[Do this]: Looking through the listing, how many of its lines hold the word "فافهم"? Answer with only the number.
**** Record excerpts
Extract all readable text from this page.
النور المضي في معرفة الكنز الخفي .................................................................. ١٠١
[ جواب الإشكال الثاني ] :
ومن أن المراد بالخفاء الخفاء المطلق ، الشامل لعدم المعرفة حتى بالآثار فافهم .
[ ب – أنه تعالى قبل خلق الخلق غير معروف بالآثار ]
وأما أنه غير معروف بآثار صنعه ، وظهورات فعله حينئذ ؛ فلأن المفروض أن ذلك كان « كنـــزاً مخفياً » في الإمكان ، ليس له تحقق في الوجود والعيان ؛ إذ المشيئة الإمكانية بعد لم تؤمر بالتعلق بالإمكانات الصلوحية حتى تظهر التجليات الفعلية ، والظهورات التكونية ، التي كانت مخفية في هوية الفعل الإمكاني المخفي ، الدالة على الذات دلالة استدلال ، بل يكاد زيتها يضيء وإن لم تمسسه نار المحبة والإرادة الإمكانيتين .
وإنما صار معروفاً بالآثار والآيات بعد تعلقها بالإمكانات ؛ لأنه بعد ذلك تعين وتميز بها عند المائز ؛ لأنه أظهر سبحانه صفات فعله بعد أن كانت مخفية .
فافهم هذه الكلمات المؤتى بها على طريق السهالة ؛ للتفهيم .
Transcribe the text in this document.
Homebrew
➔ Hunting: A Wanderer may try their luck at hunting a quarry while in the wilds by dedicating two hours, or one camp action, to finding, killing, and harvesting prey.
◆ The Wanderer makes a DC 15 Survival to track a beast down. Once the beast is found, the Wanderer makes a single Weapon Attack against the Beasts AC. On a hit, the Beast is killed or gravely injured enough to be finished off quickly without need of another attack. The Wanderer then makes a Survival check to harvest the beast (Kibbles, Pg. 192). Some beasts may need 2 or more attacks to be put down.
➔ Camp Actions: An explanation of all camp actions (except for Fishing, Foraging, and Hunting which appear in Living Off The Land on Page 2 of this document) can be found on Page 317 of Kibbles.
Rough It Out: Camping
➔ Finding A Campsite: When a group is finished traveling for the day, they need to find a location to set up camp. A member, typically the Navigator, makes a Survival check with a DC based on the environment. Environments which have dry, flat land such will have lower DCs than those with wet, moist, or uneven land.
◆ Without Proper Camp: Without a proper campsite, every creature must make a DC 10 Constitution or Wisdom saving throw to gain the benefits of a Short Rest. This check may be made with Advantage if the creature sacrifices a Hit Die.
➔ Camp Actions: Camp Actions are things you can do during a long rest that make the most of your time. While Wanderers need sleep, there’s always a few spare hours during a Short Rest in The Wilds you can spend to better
********
[Result of this task]: 2